▶ [Stored dataset items]
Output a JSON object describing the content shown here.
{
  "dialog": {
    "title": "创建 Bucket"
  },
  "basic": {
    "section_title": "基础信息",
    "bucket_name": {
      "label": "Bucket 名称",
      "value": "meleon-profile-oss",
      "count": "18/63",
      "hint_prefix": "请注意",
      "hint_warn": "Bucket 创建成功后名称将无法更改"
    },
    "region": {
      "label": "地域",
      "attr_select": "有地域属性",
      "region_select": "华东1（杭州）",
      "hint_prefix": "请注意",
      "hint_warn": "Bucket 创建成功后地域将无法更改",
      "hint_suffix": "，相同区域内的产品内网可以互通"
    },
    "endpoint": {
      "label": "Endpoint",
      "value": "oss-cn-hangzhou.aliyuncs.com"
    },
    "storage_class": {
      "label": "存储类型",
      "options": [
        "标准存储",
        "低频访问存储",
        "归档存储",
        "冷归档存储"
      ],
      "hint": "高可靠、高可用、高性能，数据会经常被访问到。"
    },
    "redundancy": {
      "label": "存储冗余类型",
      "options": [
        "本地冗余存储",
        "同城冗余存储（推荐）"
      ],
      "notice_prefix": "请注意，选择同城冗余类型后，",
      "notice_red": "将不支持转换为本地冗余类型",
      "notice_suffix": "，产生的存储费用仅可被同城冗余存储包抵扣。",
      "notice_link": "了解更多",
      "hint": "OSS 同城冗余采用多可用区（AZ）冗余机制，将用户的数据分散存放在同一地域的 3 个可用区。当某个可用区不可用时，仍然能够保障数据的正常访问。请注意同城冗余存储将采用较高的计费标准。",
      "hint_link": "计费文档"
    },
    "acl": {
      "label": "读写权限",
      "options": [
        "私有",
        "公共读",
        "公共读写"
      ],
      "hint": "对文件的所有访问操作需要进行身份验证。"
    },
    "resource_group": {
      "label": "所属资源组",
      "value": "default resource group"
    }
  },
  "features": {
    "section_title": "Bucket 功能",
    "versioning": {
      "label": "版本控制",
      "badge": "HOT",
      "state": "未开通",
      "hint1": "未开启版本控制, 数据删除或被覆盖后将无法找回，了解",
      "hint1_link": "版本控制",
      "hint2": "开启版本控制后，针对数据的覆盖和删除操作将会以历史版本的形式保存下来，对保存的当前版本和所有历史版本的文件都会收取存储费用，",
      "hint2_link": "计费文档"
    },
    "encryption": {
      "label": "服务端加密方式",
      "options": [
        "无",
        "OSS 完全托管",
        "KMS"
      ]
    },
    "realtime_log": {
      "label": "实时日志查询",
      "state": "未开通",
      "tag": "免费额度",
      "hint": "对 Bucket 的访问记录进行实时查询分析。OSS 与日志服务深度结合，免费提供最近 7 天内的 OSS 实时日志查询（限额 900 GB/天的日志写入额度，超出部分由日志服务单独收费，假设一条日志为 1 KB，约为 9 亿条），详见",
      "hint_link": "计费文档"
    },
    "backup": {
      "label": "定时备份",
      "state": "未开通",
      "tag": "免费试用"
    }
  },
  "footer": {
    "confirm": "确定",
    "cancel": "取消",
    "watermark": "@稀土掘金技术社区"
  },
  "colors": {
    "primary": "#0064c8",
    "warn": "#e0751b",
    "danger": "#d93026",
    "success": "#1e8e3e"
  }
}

▶ [Short problem] Write out the entries above once more, without altering anything.

▶ [Exercise output]
Output a JSON object describing the content shown here.
{
  "dialog": {
    "title": "创建 Bucket"
  },
  "basic": {
    "section_title": "基础信息",
    "bucket_name": {
      "label": "Bucket 名称",
      "value": "meleon-profile-oss",
      "count": "18/63",
      "hint_prefix": "请注意",
      "hint_warn": "Bucket 创建成功后名称将无法更改"
    },
    "region": {
      "label": "地域",
      "attr_select": "有地域属性",
      "region_select": "华东1（杭州）",
      "hint_prefix": "请注意",
      "hint_warn": "Bucket 创建成功后地域将无法更改",
      "hint_suffix": "，相同区域内的产品内网可以互通"
    },
    "endpoint": {
      "label": "Endpoint",
      "value": "oss-cn-hangzhou.aliyuncs.com"
    },
    "storage_class": {
      "label": "存储类型",
      "options": [
        "标准存储",
        "低频访问存储",
        "归档存储",
        "冷归档存储"
      ],
      "hint": "高可靠、高可用、高性能，数据会经常被访问到。"
    },
    "redundancy": {
      "label": "存储冗余类型",
      "options": [
        "本地冗余存储",
        "同城冗余存储（推荐）"
      ],
      "notice_prefix": "请注意，选择同城冗余类型后，",
      "notice_red": "将不支持转换为本地冗余类型",
      "notice_suffix": "，产生的存储费用仅可被同城冗余存储包抵扣。",
      "notice_link": "了解更多",
      "hint": "OSS 同城冗余采用多可用区（AZ）冗余机制，将用户的数据分散存放在同一地域的 3 个可用区。当某个可用区不可用时，仍然能够保障数据的正常访问。请注意同城冗余存储将采用较高的计费标准。",
      "hint_link": "计费文档"
    },
    "acl": {
      "label": "读写权限",
      "options": [
        "私有",
        "公共读",
        "公共读写"
      ],
      "hint": "对文件的所有访问操作需要进行身份验证。"
    },
    "resource_group": {
      "label": "所属资源组",
      "value": "default resource group"
    }
  },
  "features": {
    "section_title": "Bucket 功能",
    "versioning": {
      "label": "版本控制",
      "badge": "HOT",
      "state": "未开通",
      "hint1": "未开启版本控制, 数据删除或被覆盖后将无法找回，了解",
      "hint1_link": "版本控制",
      "hint2": "开启版本控制后，针对数据的覆盖和删除操作将会以历史版本的形式保存下来，对保存的当前版本和所有历史版本的文件都会收取存储费用，",
      "hint2_link": "计费文档"
    },
    "encryption": {
      "label": "服务端加密方式",
      "options": [
        "无",
        "OSS 完全托管",
        "KMS"
      ]
    },
    "realtime_log": {
      "label": "实时日志查询",
      "state": "未开通",
      "tag": "免费额度",
      "hint": "对 Bucket 的访问记录进行实时查询分析。OSS 与日志服务深度结合，免费提供最近 7 天内的 OSS 实时日志查询（限额 900 GB/天的日志写入额度，超出部分由日志服务单独收费，假设一条日志为 1 KB，约为 9 亿条），详见",
      "hint_link": "计费文档"
    },
    "backup": {
      "label": "定时备份",
      "state": "未开通",
      "tag": "免费试用"
    }
  },
  "footer": {
    "confirm": "确定",
    "cancel": "取消",
    "watermark": "@稀土掘金技术社区"
  },
  "colors": {
    "primary": "#0064c8",
    "warn": "#e0751b",
    "danger": "#d93026",
    "success": "#1e8e3e"
  }
}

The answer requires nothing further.